[Work required]: Leave out the images and transcribe the entries below word for word.

Data provided Start Marker

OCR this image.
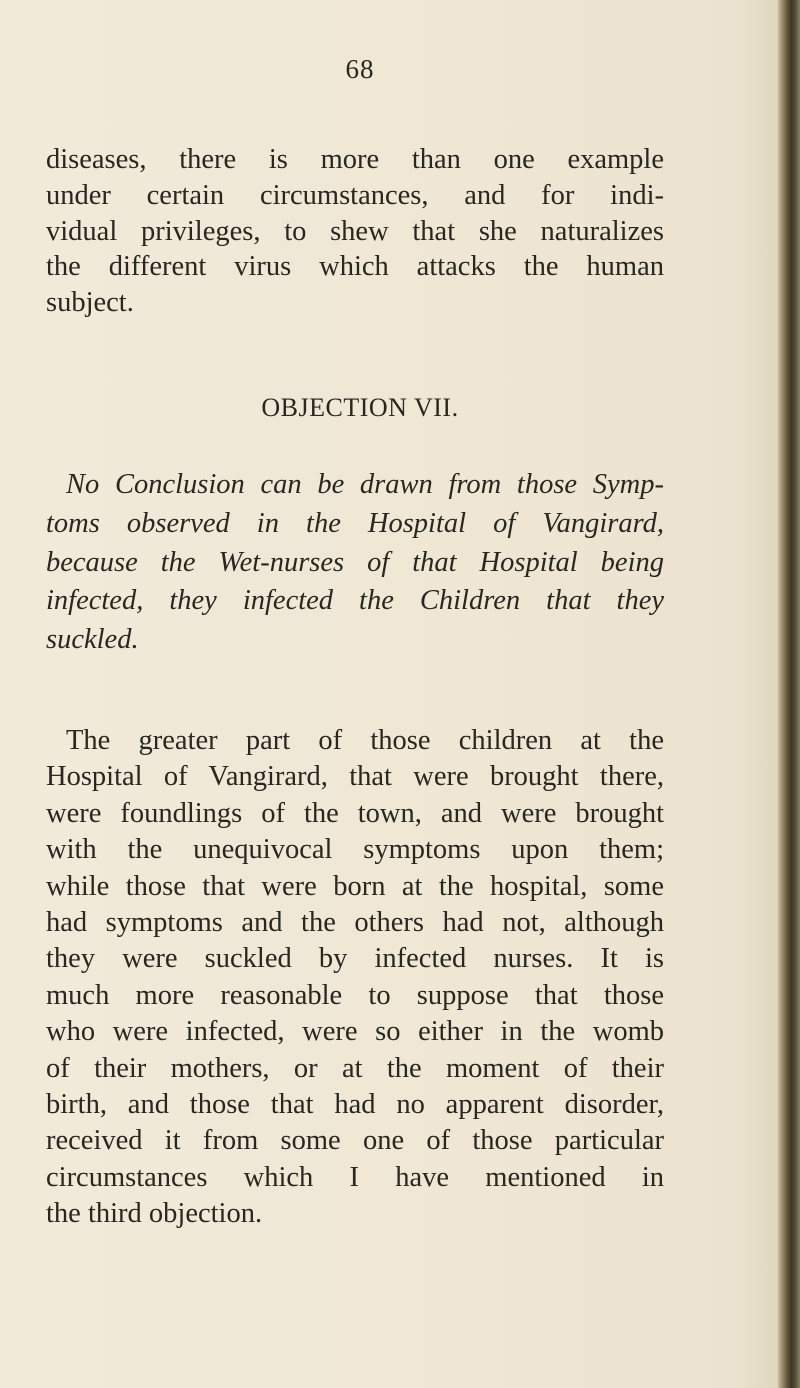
68
diseases, there is more than one example
under certain circumstances, and for indi-
vidual privileges, to shew that she naturalizes
the different virus which attacks the human
subject.
OBJECTION VII.
No Conclusion can be drawn from those Symp-
toms observed in the Hospital of Vangirard,
because the Wet-nurses of that Hospital being
infected, they infected the Children that they
suckled.
The greater part of those children at the
Hospital of Vangirard, that were brought there,
were foundlings of the town, and were brought
with the unequivocal symptoms upon them;
while those that were born at the hospital, some
had symptoms and the others had not, although
they were suckled by infected nurses. It is
much more reasonable to suppose that those
who were infected, were so either in the womb
of their mothers, or at the moment of their
birth, and those that had no apparent disorder,
received it from some one of those particular
circumstances which I have mentioned in
the third objection.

Data provided End Marker

[Answer to the problem]:
OCR this image.
68
diseases, there is more than one example
under certain circumstances, and for indi-
vidual privileges, to shew that she naturalizes
the different virus which attacks the human
subject.
OBJECTION VII.
No Conclusion can be drawn from those Symp-
toms observed in the Hospital of Vangirard,
because the Wet-nurses of that Hospital being
infected, they infected the Children that they
suckled.
The greater part of those children at the
Hospital of Vangirard, that were brought there,
were foundlings of the town, and were brought
with the unequivocal symptoms upon them;
while those that were born at the hospital, some
had symptoms and the others had not, although
they were suckled by infected nurses. It is
much more reasonable to suppose that those
who were infected, were so either in the womb
of their mothers, or at the moment of their
birth, and those that had no apparent disorder,
received it from some one of those particular
circumstances which I have mentioned in
the third objection.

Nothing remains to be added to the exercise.